▸ Given instruction: Please copy all the lines that follow, word for word.

------------------------

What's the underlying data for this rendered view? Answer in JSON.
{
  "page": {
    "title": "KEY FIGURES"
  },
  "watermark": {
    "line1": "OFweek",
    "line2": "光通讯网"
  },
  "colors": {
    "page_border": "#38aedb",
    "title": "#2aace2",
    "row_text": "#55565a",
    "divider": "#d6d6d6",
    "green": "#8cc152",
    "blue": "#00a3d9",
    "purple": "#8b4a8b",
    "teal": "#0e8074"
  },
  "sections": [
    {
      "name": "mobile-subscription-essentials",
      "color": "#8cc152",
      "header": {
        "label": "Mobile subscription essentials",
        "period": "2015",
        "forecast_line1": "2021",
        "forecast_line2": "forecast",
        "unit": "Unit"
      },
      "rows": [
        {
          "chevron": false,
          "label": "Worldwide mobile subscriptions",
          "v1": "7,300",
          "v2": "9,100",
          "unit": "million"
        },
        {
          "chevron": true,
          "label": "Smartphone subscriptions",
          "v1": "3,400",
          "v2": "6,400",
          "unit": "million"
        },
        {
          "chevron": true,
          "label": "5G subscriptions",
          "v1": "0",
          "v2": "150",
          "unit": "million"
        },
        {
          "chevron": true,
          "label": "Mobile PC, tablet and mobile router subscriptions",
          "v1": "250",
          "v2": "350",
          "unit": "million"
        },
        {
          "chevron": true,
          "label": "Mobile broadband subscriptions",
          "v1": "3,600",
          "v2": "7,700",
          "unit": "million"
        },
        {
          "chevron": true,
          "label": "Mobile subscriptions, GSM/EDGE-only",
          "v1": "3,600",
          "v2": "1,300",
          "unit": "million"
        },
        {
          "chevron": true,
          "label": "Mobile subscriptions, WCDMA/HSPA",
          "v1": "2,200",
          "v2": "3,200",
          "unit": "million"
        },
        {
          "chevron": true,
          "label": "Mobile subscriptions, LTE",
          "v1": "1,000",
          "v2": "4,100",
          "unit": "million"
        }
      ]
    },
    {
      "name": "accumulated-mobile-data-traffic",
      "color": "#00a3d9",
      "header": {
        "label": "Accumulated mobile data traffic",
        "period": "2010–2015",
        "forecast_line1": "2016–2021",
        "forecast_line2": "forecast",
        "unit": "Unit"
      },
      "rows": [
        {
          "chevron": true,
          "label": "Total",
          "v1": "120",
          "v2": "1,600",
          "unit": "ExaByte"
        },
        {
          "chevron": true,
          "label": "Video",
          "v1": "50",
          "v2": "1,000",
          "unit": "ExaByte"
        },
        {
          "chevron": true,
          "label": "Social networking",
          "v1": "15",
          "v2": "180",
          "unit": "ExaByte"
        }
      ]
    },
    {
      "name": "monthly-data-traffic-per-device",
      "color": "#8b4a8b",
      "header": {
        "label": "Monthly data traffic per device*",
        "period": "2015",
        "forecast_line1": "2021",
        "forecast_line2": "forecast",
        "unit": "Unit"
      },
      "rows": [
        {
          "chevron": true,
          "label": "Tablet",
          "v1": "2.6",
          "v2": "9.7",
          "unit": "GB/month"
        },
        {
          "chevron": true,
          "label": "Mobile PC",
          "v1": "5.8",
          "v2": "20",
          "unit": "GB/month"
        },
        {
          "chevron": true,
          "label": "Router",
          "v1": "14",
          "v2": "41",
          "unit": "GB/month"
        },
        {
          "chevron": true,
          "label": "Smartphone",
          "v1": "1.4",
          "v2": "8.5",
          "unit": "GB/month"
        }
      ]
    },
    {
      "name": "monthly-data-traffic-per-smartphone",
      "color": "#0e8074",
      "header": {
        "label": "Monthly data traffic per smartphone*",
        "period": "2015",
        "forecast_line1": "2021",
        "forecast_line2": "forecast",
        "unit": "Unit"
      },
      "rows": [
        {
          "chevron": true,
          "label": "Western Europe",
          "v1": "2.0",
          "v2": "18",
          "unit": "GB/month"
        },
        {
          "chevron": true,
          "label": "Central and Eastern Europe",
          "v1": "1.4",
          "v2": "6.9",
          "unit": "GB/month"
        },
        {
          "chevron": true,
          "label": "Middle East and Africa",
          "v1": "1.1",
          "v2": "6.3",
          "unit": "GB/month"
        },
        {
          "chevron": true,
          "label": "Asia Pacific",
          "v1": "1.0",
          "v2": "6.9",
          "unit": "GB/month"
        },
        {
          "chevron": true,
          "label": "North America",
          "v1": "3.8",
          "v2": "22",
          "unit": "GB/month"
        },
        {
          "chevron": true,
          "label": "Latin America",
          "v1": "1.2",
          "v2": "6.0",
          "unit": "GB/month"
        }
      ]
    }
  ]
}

------------------------

▸ Solution for this task:
What's the underlying data for this rendered view? Answer in JSON.
{
  "page": {
    "title": "KEY FIGURES"
  },
  "watermark": {
    "line1": "OFweek",
    "line2": "光通讯网"
  },
  "colors": {
    "page_border": "#38aedb",
    "title": "#2aace2",
    "row_text": "#55565a",
    "divider": "#d6d6d6",
    "green": "#8cc152",
    "blue": "#00a3d9",
    "purple": "#8b4a8b",
    "teal": "#0e8074"
  },
  "sections": [
    {
      "name": "mobile-subscription-essentials",
      "color": "#8cc152",
      "header": {
        "label": "Mobile subscription essentials",
        "period": "2015",
        "forecast_line1": "2021",
        "forecast_line2": "forecast",
        "unit": "Unit"
      },
      "rows": [
        {
          "chevron": false,
          "label": "Worldwide mobile subscriptions",
          "v1": "7,300",
          "v2": "9,100",
          "unit": "million"
        },
        {
          "chevron": true,
          "label": "Smartphone subscriptions",
          "v1": "3,400",
          "v2": "6,400",
          "unit": "million"
        },
        {
          "chevron": true,
          "label": "5G subscriptions",
          "v1": "0",
          "v2": "150",
          "unit": "million"
        },
        {
          "chevron": true,
          "label": "Mobile PC, tablet and mobile router subscriptions",
          "v1": "250",
          "v2": "350",
          "unit": "million"
        },
        {
          "chevron": true,
          "label": "Mobile broadband subscriptions",
          "v1": "3,600",
          "v2": "7,700",
          "unit": "million"
        },
        {
          "chevron": true,
          "label": "Mobile subscriptions, GSM/EDGE-only",
          "v1": "3,600",
          "v2": "1,300",
          "unit": "million"
        },
        {
          "chevron": true,
          "label": "Mobile subscriptions, WCDMA/HSPA",
          "v1": "2,200",
          "v2": "3,200",
          "unit": "million"
        },
        {
          "chevron": true,
          "label": "Mobile subscriptions, LTE",
          "v1": "1,000",
          "v2": "4,100",
          "unit": "million"
        }
      ]
    },
    {
      "name": "accumulated-mobile-data-traffic",
      "color": "#00a3d9",
      "header": {
        "label": "Accumulated mobile data traffic",
        "period": "2010–2015",
        "forecast_line1": "2016–2021",
        "forecast_line2": "forecast",
        "unit": "Unit"
      },
      "rows": [
        {
          "chevron": true,
          "label": "Total",
          "v1": "120",
          "v2": "1,600",
          "unit": "ExaByte"
        },
        {
          "chevron": true,
          "label": "Video",
          "v1": "50",
          "v2": "1,000",
          "unit": "ExaByte"
        },
        {
          "chevron": true,
          "label": "Social networking",
          "v1": "15",
          "v2": "180",
          "unit": "ExaByte"
        }
      ]
    },
    {
      "name": "monthly-data-traffic-per-device",
      "color": "#8b4a8b",
      "header": {
        "label": "Monthly data traffic per device*",
        "period": "2015",
        "forecast_line1": "2021",
        "forecast_line2": "forecast",
        "unit": "Unit"
      },
      "rows": [
        {
          "chevron": true,
          "label": "Tablet",
          "v1": "2.6",
          "v2": "9.7",
          "unit": "GB/month"
        },
        {
          "chevron": true,
          "label": "Mobile PC",
          "v1": "5.8",
          "v2": "20",
          "unit": "GB/month"
        },
        {
          "chevron": true,
          "label": "Router",
          "v1": "14",
          "v2": "41",
          "unit": "GB/month"
        },
        {
          "chevron": true,
          "label": "Smartphone",
          "v1": "1.4",
          "v2": "8.5",
          "unit": "GB/month"
        }
      ]
    },
    {
      "name": "monthly-data-traffic-per-smartphone",
      "color": "#0e8074",
      "header": {
        "label": "Monthly data traffic per smartphone*",
        "period": "2015",
        "forecast_line1": "2021",
        "forecast_line2": "forecast",
        "unit": "Unit"
      },
      "rows": [
        {
          "chevron": true,
          "label": "Western Europe",
          "v1": "2.0",
          "v2": "18",
          "unit": "GB/month"
        },
        {
          "chevron": true,
          "label": "Central and Eastern Europe",
          "v1": "1.4",
          "v2": "6.9",
          "unit": "GB/month"
        },
        {
          "chevron": true,
          "label": "Middle East and Africa",
          "v1": "1.1",
          "v2": "6.3",
          "unit": "GB/month"
        },
        {
          "chevron": true,
          "label": "Asia Pacific",
          "v1": "1.0",
          "v2": "6.9",
          "unit": "GB/month"
        },
        {
          "chevron": true,
          "label": "North America",
          "v1": "3.8",
          "v2": "22",
          "unit": "GB/month"
        },
        {
          "chevron": true,
          "label": "Latin America",
          "v1": "1.2",
          "v2": "6.0",
          "unit": "GB/month"
        }
      ]
    }
  ]
}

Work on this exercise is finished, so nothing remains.